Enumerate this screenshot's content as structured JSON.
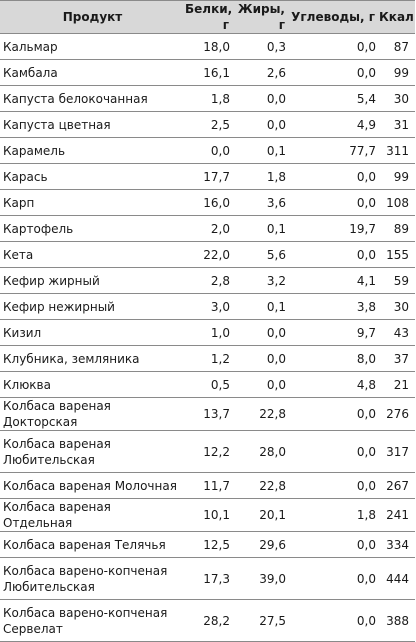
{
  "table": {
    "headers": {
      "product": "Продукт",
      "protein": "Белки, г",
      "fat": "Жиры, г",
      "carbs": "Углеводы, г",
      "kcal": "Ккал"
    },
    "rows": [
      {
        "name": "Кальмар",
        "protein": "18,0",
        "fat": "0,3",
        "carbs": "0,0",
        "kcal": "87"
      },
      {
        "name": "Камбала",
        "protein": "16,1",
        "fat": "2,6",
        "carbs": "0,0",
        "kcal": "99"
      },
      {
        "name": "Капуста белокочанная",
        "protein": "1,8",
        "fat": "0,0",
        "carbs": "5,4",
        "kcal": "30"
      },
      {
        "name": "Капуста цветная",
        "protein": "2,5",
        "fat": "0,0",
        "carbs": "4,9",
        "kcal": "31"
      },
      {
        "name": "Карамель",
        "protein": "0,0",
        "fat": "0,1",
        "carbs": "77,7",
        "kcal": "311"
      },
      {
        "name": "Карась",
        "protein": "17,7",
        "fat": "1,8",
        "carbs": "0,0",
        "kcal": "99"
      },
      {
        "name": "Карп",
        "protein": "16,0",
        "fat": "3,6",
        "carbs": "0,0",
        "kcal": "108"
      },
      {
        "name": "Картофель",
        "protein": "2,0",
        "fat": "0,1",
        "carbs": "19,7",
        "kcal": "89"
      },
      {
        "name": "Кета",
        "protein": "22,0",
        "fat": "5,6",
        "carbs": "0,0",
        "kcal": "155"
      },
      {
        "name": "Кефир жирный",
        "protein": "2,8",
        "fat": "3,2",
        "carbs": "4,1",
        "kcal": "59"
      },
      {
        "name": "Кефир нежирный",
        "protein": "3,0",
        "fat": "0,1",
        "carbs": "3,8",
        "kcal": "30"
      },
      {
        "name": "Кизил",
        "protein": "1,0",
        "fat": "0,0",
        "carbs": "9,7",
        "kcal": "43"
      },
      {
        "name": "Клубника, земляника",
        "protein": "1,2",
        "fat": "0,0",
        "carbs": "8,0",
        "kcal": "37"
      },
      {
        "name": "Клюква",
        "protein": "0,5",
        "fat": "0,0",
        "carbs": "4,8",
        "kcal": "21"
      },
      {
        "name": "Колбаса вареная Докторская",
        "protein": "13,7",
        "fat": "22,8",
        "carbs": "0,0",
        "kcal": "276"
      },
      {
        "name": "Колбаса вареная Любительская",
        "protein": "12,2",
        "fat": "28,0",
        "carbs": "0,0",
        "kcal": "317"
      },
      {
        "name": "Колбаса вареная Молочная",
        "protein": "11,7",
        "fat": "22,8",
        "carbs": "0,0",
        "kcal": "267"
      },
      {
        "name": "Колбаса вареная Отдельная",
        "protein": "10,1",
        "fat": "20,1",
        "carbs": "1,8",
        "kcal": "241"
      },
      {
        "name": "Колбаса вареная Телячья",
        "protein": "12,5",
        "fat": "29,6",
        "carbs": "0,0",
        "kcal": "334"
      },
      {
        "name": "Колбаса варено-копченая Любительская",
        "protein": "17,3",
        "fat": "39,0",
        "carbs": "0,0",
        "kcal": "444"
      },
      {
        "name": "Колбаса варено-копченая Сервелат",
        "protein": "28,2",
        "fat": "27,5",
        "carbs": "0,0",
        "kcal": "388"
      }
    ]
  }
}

--------------------------------

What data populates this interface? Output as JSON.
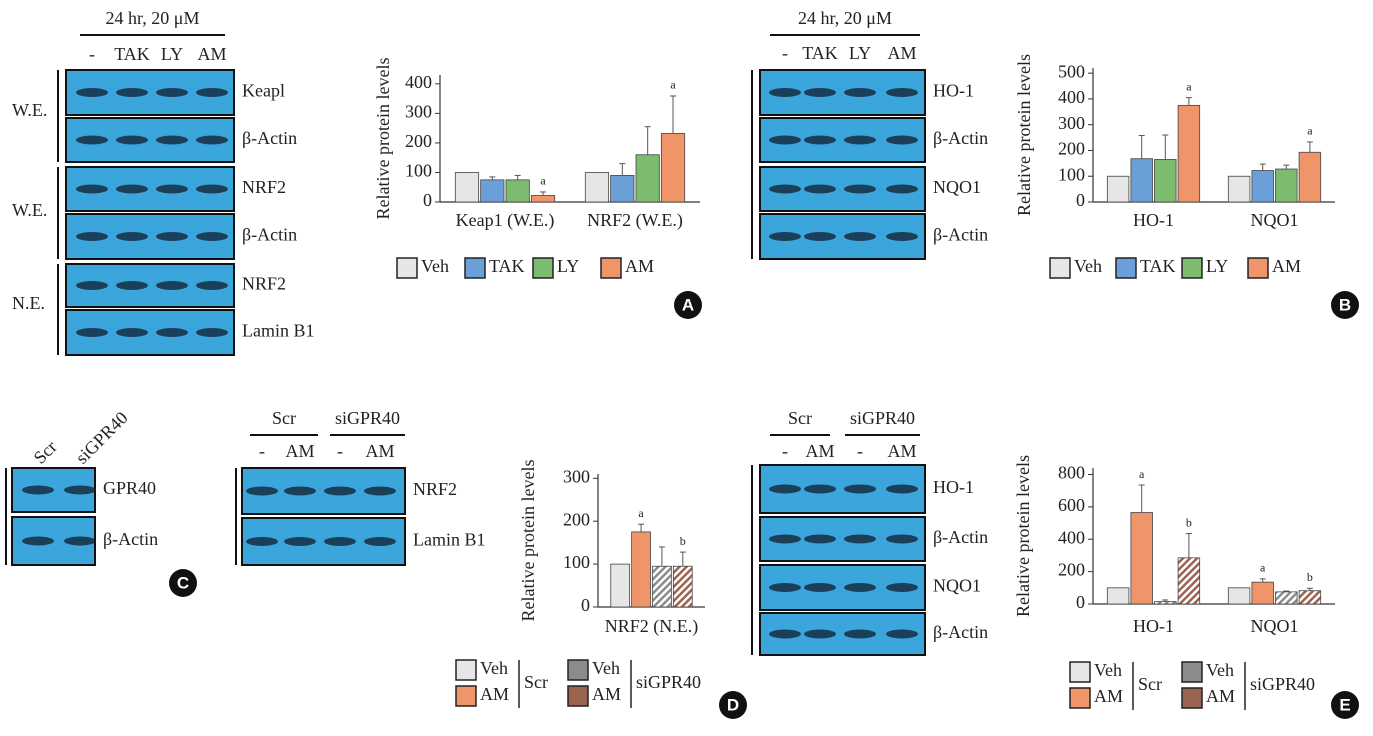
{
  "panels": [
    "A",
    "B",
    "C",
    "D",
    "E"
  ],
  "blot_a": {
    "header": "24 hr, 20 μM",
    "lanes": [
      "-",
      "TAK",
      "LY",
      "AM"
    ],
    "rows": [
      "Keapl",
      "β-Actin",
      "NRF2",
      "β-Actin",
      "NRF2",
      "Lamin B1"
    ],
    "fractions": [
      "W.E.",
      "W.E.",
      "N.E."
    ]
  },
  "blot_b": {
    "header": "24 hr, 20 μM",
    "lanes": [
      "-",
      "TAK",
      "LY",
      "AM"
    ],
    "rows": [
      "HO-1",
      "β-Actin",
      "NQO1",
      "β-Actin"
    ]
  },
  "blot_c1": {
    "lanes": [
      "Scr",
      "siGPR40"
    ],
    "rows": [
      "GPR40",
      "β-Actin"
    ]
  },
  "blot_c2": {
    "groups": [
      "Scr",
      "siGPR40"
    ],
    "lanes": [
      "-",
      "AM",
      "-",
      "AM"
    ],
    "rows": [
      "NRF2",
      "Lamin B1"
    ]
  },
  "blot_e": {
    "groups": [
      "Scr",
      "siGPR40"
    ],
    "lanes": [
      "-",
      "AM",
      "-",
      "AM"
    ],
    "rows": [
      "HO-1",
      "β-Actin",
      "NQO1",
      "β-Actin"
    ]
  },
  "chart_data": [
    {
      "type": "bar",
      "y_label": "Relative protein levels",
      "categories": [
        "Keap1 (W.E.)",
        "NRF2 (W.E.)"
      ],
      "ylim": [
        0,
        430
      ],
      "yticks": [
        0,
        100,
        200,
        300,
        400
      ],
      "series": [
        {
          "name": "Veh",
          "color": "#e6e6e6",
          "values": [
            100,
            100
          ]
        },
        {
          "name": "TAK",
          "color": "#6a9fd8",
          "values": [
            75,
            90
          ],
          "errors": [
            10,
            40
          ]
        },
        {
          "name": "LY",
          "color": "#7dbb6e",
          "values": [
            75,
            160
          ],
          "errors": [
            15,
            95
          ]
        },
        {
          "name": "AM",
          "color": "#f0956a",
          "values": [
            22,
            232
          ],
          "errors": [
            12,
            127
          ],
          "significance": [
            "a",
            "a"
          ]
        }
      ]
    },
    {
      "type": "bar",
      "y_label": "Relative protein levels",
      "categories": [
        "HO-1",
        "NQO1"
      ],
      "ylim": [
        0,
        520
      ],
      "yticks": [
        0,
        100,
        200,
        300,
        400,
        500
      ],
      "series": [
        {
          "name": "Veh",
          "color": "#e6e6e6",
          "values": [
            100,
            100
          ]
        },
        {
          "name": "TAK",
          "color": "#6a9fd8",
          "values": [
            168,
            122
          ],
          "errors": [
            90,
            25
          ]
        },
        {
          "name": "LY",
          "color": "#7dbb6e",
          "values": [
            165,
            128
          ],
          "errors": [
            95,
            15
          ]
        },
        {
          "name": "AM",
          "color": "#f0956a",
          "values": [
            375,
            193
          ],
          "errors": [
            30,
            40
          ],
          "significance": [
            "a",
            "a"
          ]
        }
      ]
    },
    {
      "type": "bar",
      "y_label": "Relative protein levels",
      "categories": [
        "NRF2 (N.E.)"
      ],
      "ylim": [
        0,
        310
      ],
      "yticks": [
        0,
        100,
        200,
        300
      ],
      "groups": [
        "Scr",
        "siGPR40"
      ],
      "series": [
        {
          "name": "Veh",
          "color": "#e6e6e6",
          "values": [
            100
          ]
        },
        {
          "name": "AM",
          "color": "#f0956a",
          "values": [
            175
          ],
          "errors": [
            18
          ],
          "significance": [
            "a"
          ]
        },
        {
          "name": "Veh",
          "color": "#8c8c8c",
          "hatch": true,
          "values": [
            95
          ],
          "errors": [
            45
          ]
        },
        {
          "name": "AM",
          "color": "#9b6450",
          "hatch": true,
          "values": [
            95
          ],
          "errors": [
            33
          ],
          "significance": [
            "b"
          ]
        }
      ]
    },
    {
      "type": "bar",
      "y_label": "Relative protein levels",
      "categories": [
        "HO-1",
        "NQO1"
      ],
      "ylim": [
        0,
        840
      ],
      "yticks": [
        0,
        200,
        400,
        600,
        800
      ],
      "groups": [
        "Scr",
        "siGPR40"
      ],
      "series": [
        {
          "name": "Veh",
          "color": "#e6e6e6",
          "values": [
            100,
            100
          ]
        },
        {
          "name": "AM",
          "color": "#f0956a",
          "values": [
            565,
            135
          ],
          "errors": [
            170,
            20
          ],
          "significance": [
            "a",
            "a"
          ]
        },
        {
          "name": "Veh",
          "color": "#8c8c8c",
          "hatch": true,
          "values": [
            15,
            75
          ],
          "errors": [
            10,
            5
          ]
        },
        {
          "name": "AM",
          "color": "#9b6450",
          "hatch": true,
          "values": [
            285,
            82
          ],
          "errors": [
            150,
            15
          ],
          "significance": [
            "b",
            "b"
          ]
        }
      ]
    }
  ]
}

--------------------------------

### Your assignment
Lines containing the string "вареная" are the ones to copy from the entries above.

### Task result
        "name": "Колбаса вареная Докторская",
        "name": "Колбаса вареная Любительская",
        "name": "Колбаса вареная Молочная",
        "name": "Колбаса вареная Отдельная",
        "name": "Колбаса вареная Телячья",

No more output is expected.